Exercise instructions:
Within the material below, find each line bearing the word "Cabrera" and present it.

Information supplied:
+===+

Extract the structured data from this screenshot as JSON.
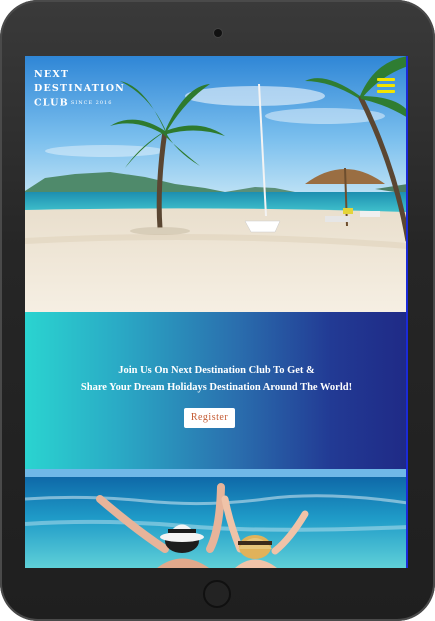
{
  "header": {
    "logo_line1": "NEXT",
    "logo_line2": "DESTINATION",
    "logo_line3": "CLUB",
    "logo_since": "SINCE 2016"
  },
  "banner": {
    "line1": "Join Us On Next Destination Club To Get &",
    "line2": "Share Your Dream Holidays Destination Around The World!",
    "register_label": "Register"
  },
  "colors": {
    "banner_gradient_start": "#2ad4d0",
    "banner_gradient_end": "#1f2a86",
    "menu_icon": "#f4e400",
    "register_text": "#c45a32"
  }
}
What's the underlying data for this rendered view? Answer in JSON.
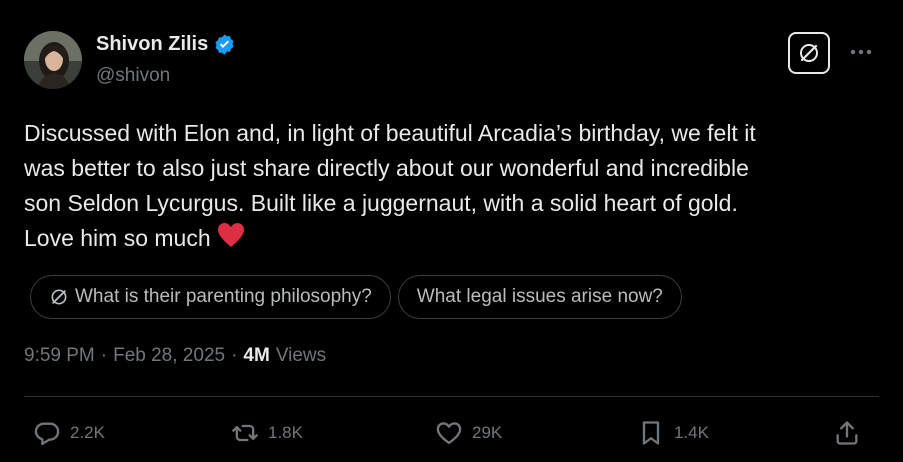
{
  "author": {
    "name": "Shivon Zilis",
    "handle": "@shivon",
    "verified": true
  },
  "tweet": {
    "text": "Discussed with Elon and, in light of beautiful Arcadia’s birthday, we felt it\nwas better to also just share directly about our wonderful and incredible\nson Seldon Lycurgus. Built like a juggernaut, with a solid heart of gold.\nLove him so much",
    "emoji": "♥"
  },
  "grok_suggestions": [
    {
      "label": "What is their parenting philosophy?",
      "icon": "grok-slash-icon"
    },
    {
      "label": "What legal issues arise now?"
    }
  ],
  "meta": {
    "time": "9:59 PM",
    "separator": "·",
    "date": "Feb 28, 2025",
    "views_count": "4M",
    "views_label": "Views"
  },
  "actions": {
    "replies": "2.2K",
    "reposts": "1.8K",
    "likes": "29K",
    "bookmarks": "1.4K"
  },
  "colors": {
    "background": "#000000",
    "text": "#e7e9ea",
    "muted": "#71767b",
    "verified": "#1d9bf0",
    "heart": "#dd2e44"
  }
}
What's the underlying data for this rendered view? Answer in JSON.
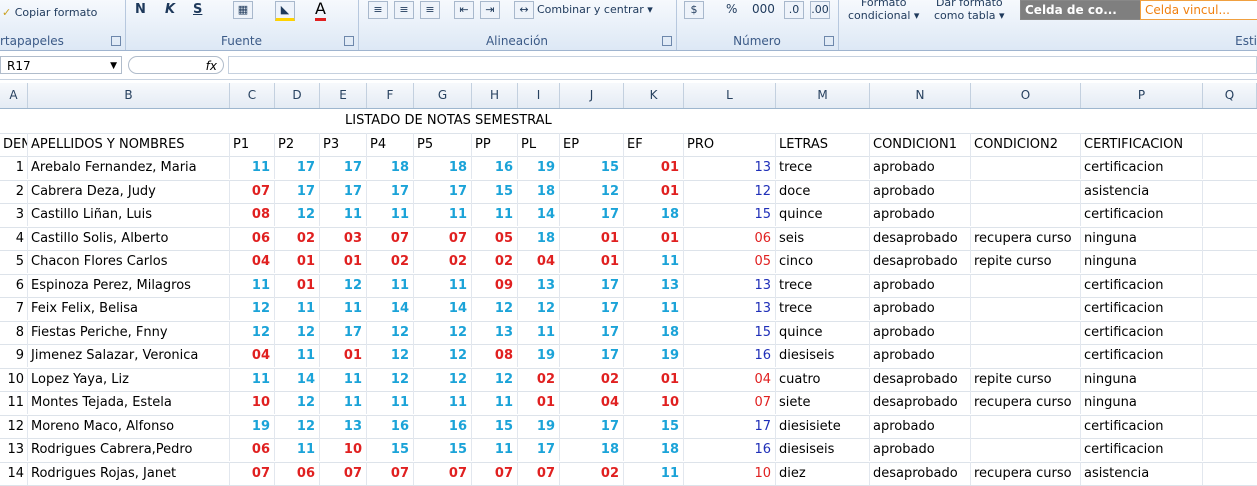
{
  "ribbon": {
    "copy_format": "Copiar formato",
    "groups": {
      "clipboard": "rtapapeles",
      "font": "Fuente",
      "alignment": "Alineación",
      "number": "Número",
      "styles": "Esti"
    },
    "font_buttons": {
      "bold": "N",
      "italic": "K",
      "underline": "S"
    },
    "merge_center": "Combinar y centrar",
    "number_buttons": {
      "percent": "%",
      "thousands": "000"
    },
    "conditional_format": [
      "Formato",
      "condicional"
    ],
    "table_format": [
      "Dar formato",
      "como tabla"
    ],
    "cell_style_1": "Celda de co...",
    "cell_style_2": "Celda vincul..."
  },
  "formula_bar": {
    "name_box": "R17",
    "fx": "fx",
    "value": ""
  },
  "column_headers": [
    "A",
    "B",
    "C",
    "D",
    "E",
    "F",
    "G",
    "H",
    "I",
    "J",
    "K",
    "L",
    "M",
    "N",
    "O",
    "P",
    "Q"
  ],
  "sheet": {
    "title": "LISTADO DE NOTAS SEMESTRAL",
    "headers": [
      "DEN",
      "APELLIDOS Y NOMBRES",
      "P1",
      "P2",
      "P3",
      "P4",
      "P5",
      "PP",
      "PL",
      "EP",
      "EF",
      "PRO",
      "LETRAS",
      "CONDICION1",
      "CONDICION2",
      "CERTIFICACION"
    ],
    "rows": [
      {
        "n": "1",
        "name": "Arebalo Fernandez, Maria",
        "g": [
          "11",
          "17",
          "17",
          "18",
          "18",
          "16",
          "19",
          "15",
          "01"
        ],
        "pro": "13",
        "letras": "trece",
        "c1": "aprobado",
        "c2": "",
        "cert": "certificacion"
      },
      {
        "n": "2",
        "name": "Cabrera Deza, Judy",
        "g": [
          "07",
          "17",
          "17",
          "17",
          "17",
          "15",
          "18",
          "12",
          "01"
        ],
        "pro": "12",
        "letras": "doce",
        "c1": "aprobado",
        "c2": "",
        "cert": "asistencia"
      },
      {
        "n": "3",
        "name": "Castillo Liñan, Luis",
        "g": [
          "08",
          "12",
          "11",
          "11",
          "11",
          "11",
          "14",
          "17",
          "18"
        ],
        "pro": "15",
        "letras": "quince",
        "c1": "aprobado",
        "c2": "",
        "cert": "certificacion"
      },
      {
        "n": "4",
        "name": "Castillo Solis, Alberto",
        "g": [
          "06",
          "02",
          "03",
          "07",
          "07",
          "05",
          "18",
          "01",
          "01"
        ],
        "pro": "06",
        "letras": "seis",
        "c1": "desaprobado",
        "c2": "recupera curso",
        "cert": "ninguna"
      },
      {
        "n": "5",
        "name": "Chacon Flores Carlos",
        "g": [
          "04",
          "01",
          "01",
          "02",
          "02",
          "02",
          "04",
          "01",
          "11"
        ],
        "pro": "05",
        "letras": "cinco",
        "c1": "desaprobado",
        "c2": "repite curso",
        "cert": "ninguna"
      },
      {
        "n": "6",
        "name": "Espinoza Perez, Milagros",
        "g": [
          "11",
          "01",
          "12",
          "11",
          "11",
          "09",
          "13",
          "17",
          "13"
        ],
        "pro": "13",
        "letras": "trece",
        "c1": "aprobado",
        "c2": "",
        "cert": "certificacion"
      },
      {
        "n": "7",
        "name": "Feix Felix, Belisa",
        "g": [
          "12",
          "11",
          "11",
          "14",
          "14",
          "12",
          "12",
          "17",
          "11"
        ],
        "pro": "13",
        "letras": "trece",
        "c1": "aprobado",
        "c2": "",
        "cert": "certificacion"
      },
      {
        "n": "8",
        "name": "Fiestas Periche, Fnny",
        "g": [
          "12",
          "12",
          "17",
          "12",
          "12",
          "13",
          "11",
          "17",
          "18"
        ],
        "pro": "15",
        "letras": "quince",
        "c1": "aprobado",
        "c2": "",
        "cert": "certificacion"
      },
      {
        "n": "9",
        "name": "Jimenez Salazar, Veronica",
        "g": [
          "04",
          "11",
          "01",
          "12",
          "12",
          "08",
          "19",
          "17",
          "19"
        ],
        "pro": "16",
        "letras": "diesiseis",
        "c1": "aprobado",
        "c2": "",
        "cert": "certificacion"
      },
      {
        "n": "10",
        "name": "Lopez Yaya, Liz",
        "g": [
          "11",
          "14",
          "11",
          "12",
          "12",
          "12",
          "02",
          "02",
          "01"
        ],
        "pro": "04",
        "letras": "cuatro",
        "c1": "desaprobado",
        "c2": "repite curso",
        "cert": "ninguna"
      },
      {
        "n": "11",
        "name": "Montes Tejada, Estela",
        "g": [
          "10",
          "12",
          "11",
          "11",
          "11",
          "11",
          "01",
          "04",
          "10"
        ],
        "pro": "07",
        "letras": "siete",
        "c1": "desaprobado",
        "c2": "recupera curso",
        "cert": "ninguna"
      },
      {
        "n": "12",
        "name": "Moreno Maco, Alfonso",
        "g": [
          "19",
          "12",
          "13",
          "16",
          "16",
          "15",
          "19",
          "17",
          "15"
        ],
        "pro": "17",
        "letras": "diesisiete",
        "c1": "aprobado",
        "c2": "",
        "cert": "certificacion"
      },
      {
        "n": "13",
        "name": "Rodrigues Cabrera,Pedro",
        "g": [
          "06",
          "11",
          "10",
          "15",
          "15",
          "11",
          "17",
          "18",
          "18"
        ],
        "pro": "16",
        "letras": "diesiseis",
        "c1": "aprobado",
        "c2": "",
        "cert": "certificacion"
      },
      {
        "n": "14",
        "name": "Rodrigues Rojas, Janet",
        "g": [
          "07",
          "06",
          "07",
          "07",
          "07",
          "07",
          "07",
          "02",
          "11"
        ],
        "pro": "10",
        "letras": "diez",
        "c1": "desaprobado",
        "c2": "recupera curso",
        "cert": "asistencia"
      }
    ]
  },
  "colors": {
    "pass": "#1ba3d8",
    "fail": "#e02020",
    "pro_pass": "#1f2fb8"
  }
}
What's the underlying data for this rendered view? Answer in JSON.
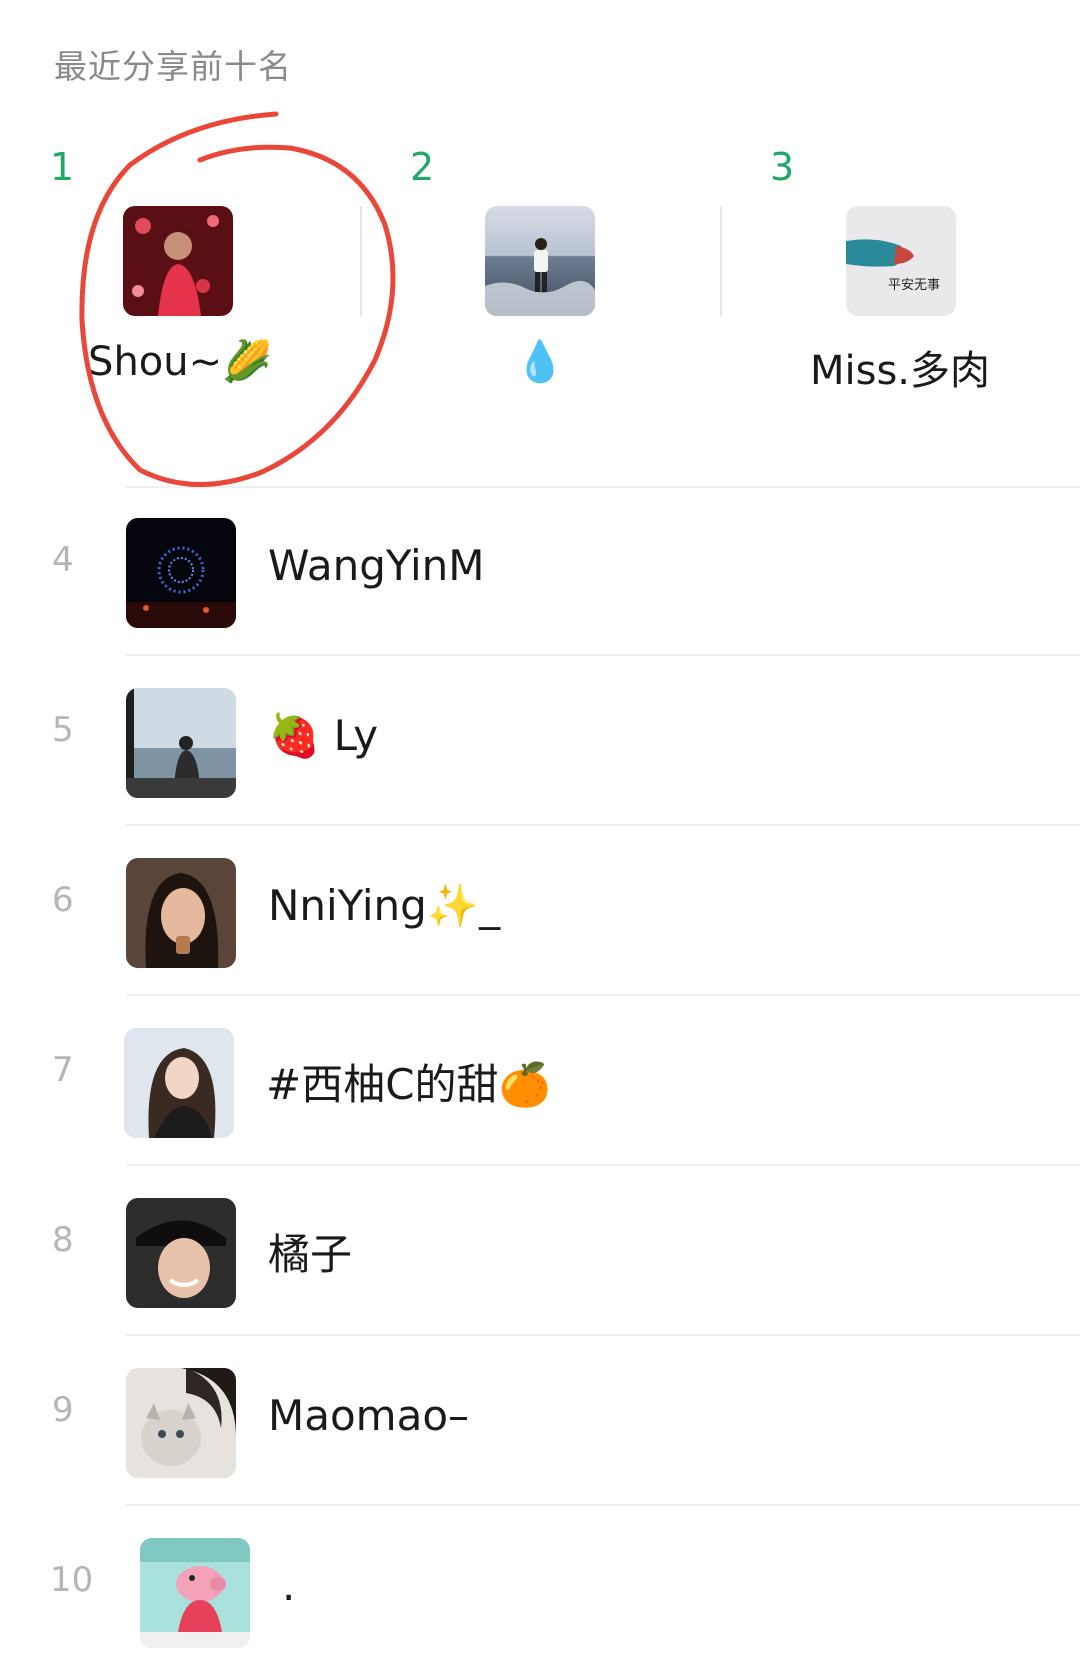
{
  "section": {
    "title": "最近分享前十名"
  },
  "podium": [
    {
      "rank": "1",
      "name": "Shou~🌽"
    },
    {
      "rank": "2",
      "name": "💧"
    },
    {
      "rank": "3",
      "name": "Miss.多肉",
      "avatar_caption": "平安无事"
    }
  ],
  "list": [
    {
      "rank": "4",
      "name": "WangYinM"
    },
    {
      "rank": "5",
      "name": "🍓 Ly"
    },
    {
      "rank": "6",
      "name": "NniYing✨_"
    },
    {
      "rank": "7",
      "name": "#西柚C的甜🍊"
    },
    {
      "rank": "8",
      "name": "橘子"
    },
    {
      "rank": "9",
      "name": "Maomao–"
    },
    {
      "rank": "10",
      "name": "."
    }
  ],
  "colors": {
    "accent_rank": "#1fa86a",
    "annotation_circle": "#e8473a"
  }
}
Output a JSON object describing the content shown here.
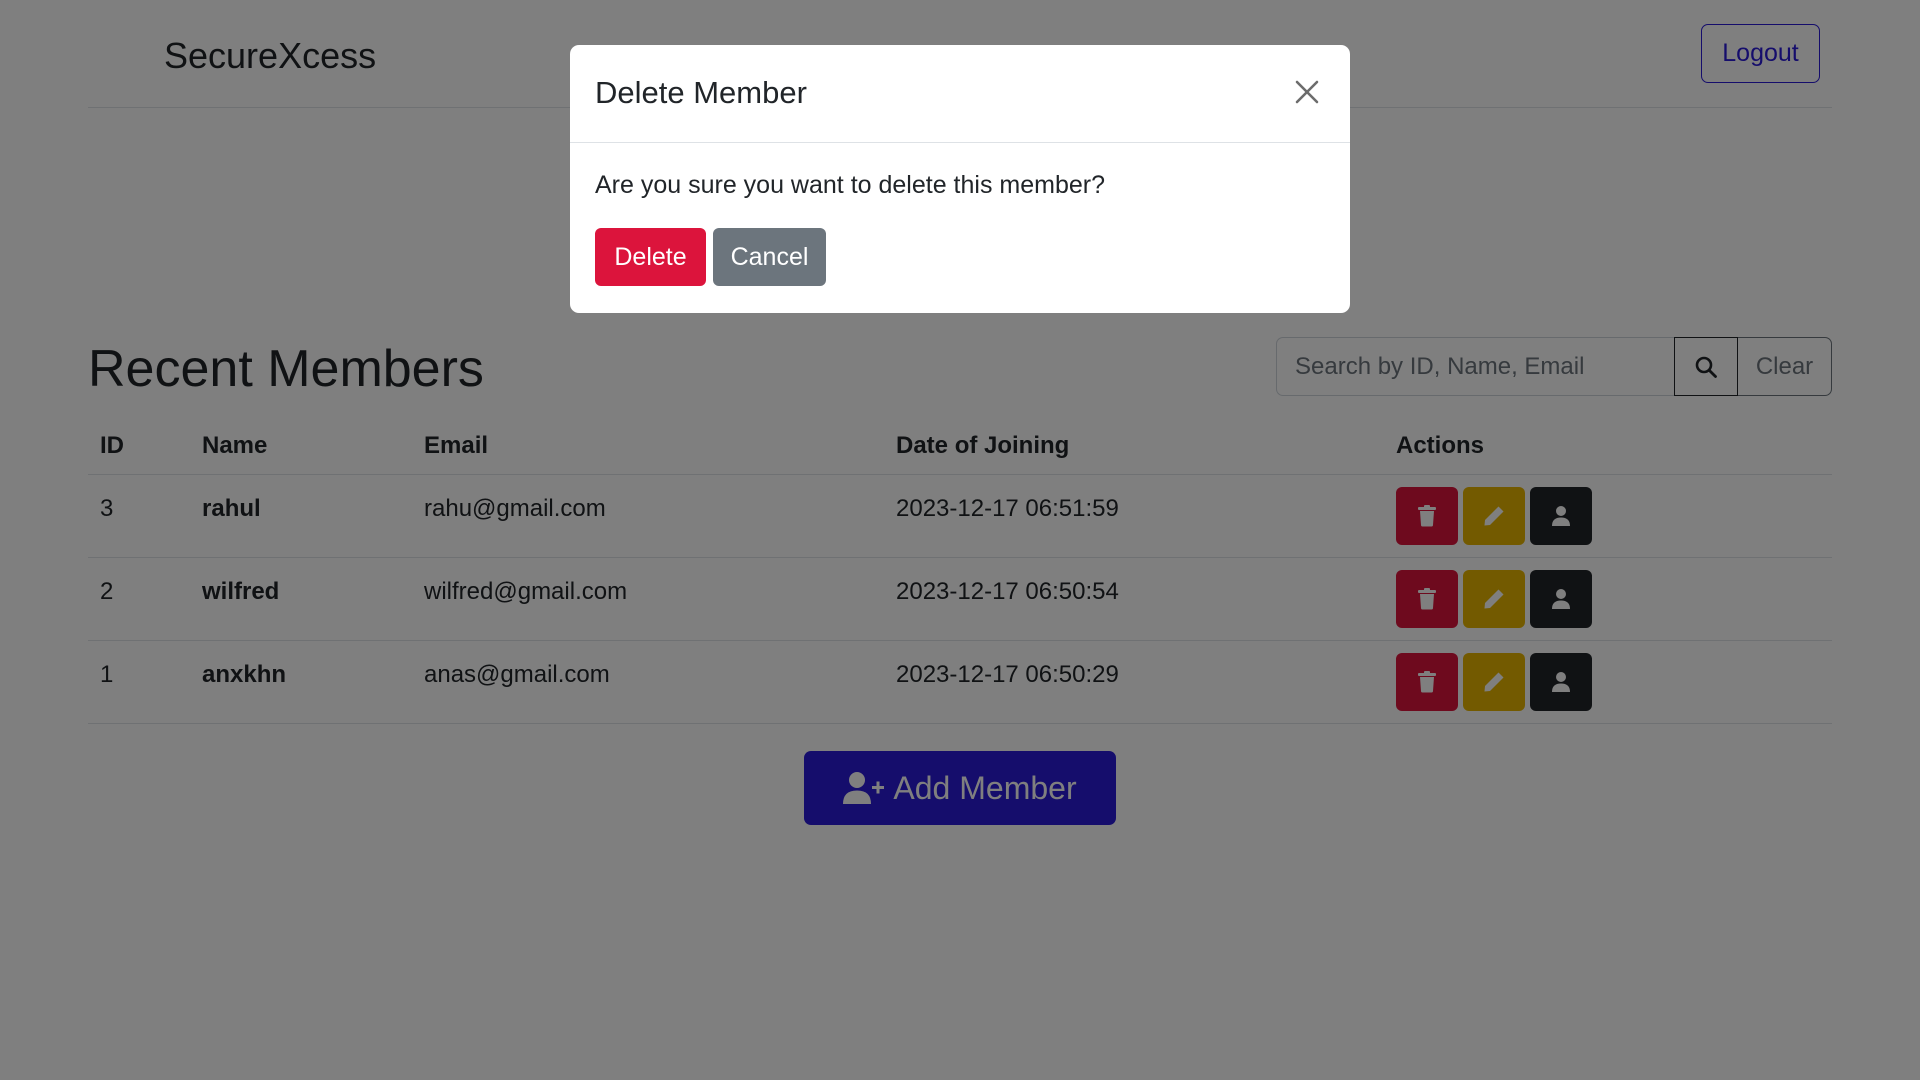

+===+

Task answer:
        "name": "Cabrera Deza, Judy",
        "name": "Rodrigues Cabrera,Pedro",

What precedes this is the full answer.